**Work to complete:** Retype each entry below, keeping every character the same.
* start *
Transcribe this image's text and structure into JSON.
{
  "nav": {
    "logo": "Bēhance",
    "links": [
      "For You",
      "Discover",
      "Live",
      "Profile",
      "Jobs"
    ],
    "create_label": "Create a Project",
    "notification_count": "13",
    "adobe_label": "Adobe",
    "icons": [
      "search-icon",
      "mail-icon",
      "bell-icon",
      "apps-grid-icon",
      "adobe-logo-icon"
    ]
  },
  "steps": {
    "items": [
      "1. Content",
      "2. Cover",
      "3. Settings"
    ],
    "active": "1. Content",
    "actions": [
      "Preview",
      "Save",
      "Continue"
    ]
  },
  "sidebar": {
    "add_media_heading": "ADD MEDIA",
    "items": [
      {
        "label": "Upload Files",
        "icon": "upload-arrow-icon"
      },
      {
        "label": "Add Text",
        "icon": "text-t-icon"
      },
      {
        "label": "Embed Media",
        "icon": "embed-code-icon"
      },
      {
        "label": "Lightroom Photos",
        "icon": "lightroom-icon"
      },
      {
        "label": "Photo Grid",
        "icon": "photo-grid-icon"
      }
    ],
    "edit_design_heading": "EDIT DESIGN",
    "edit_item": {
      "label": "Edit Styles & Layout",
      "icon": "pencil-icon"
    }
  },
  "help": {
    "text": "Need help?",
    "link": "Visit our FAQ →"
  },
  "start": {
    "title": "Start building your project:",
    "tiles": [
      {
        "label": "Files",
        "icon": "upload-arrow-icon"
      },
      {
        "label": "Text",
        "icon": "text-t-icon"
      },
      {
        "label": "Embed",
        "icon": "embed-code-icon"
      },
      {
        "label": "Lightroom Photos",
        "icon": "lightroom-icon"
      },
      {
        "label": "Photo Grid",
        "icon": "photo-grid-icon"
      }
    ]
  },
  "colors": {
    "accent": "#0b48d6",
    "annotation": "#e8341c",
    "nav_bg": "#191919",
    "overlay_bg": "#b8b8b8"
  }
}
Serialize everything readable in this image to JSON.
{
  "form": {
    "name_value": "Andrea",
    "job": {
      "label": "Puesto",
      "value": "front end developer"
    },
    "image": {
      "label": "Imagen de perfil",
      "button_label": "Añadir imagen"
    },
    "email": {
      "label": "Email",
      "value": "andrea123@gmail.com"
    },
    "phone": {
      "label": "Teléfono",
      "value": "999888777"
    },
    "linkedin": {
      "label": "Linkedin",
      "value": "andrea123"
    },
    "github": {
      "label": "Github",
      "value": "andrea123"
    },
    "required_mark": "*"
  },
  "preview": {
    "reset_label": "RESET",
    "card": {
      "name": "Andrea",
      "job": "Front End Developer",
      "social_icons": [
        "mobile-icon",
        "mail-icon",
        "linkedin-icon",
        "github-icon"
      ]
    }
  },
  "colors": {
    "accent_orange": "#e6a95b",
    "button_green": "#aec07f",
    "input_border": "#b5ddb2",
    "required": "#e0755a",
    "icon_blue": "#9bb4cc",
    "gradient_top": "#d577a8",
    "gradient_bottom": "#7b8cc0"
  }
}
* end *
**Full output:**
Transcribe this image's text and structure into JSON.
{
  "nav": {
    "logo": "Bēhance",
    "links": [
      "For You",
      "Discover",
      "Live",
      "Profile",
      "Jobs"
    ],
    "create_label": "Create a Project",
    "notification_count": "13",
    "adobe_label": "Adobe",
    "icons": [
      "search-icon",
      "mail-icon",
      "bell-icon",
      "apps-grid-icon",
      "adobe-logo-icon"
    ]
  },
  "steps": {
    "items": [
      "1. Content",
      "2. Cover",
      "3. Settings"
    ],
    "active": "1. Content",
    "actions": [
      "Preview",
      "Save",
      "Continue"
    ]
  },
  "sidebar": {
    "add_media_heading": "ADD MEDIA",
    "items": [
      {
        "label": "Upload Files",
        "icon": "upload-arrow-icon"
      },
      {
        "label": "Add Text",
        "icon": "text-t-icon"
      },
      {
        "label": "Embed Media",
        "icon": "embed-code-icon"
      },
      {
        "label": "Lightroom Photos",
        "icon": "lightroom-icon"
      },
      {
        "label": "Photo Grid",
        "icon": "photo-grid-icon"
      }
    ],
    "edit_design_heading": "EDIT DESIGN",
    "edit_item": {
      "label": "Edit Styles & Layout",
      "icon": "pencil-icon"
    }
  },
  "help": {
    "text": "Need help?",
    "link": "Visit our FAQ →"
  },
  "start": {
    "title": "Start building your project:",
    "tiles": [
      {
        "label": "Files",
        "icon": "upload-arrow-icon"
      },
      {
        "label": "Text",
        "icon": "text-t-icon"
      },
      {
        "label": "Embed",
        "icon": "embed-code-icon"
      },
      {
        "label": "Lightroom Photos",
        "icon": "lightroom-icon"
      },
      {
        "label": "Photo Grid",
        "icon": "photo-grid-icon"
      }
    ]
  },
  "colors": {
    "accent": "#0b48d6",
    "annotation": "#e8341c",
    "nav_bg": "#191919",
    "overlay_bg": "#b8b8b8"
  }
}
Serialize everything readable in this image to JSON.
{
  "form": {
    "name_value": "Andrea",
    "job": {
      "label": "Puesto",
      "value": "front end developer"
    },
    "image": {
      "label": "Imagen de perfil",
      "button_label": "Añadir imagen"
    },
    "email": {
      "label": "Email",
      "value": "andrea123@gmail.com"
    },
    "phone": {
      "label": "Teléfono",
      "value": "999888777"
    },
    "linkedin": {
      "label": "Linkedin",
      "value": "andrea123"
    },
    "github": {
      "label": "Github",
      "value": "andrea123"
    },
    "required_mark": "*"
  },
  "preview": {
    "reset_label": "RESET",
    "card": {
      "name": "Andrea",
      "job": "Front End Developer",
      "social_icons": [
        "mobile-icon",
        "mail-icon",
        "linkedin-icon",
        "github-icon"
      ]
    }
  },
  "colors": {
    "accent_orange": "#e6a95b",
    "button_green": "#aec07f",
    "input_border": "#b5ddb2",
    "required": "#e0755a",
    "icon_blue": "#9bb4cc",
    "gradient_top": "#d577a8",
    "gradient_bottom": "#7b8cc0"
  }
}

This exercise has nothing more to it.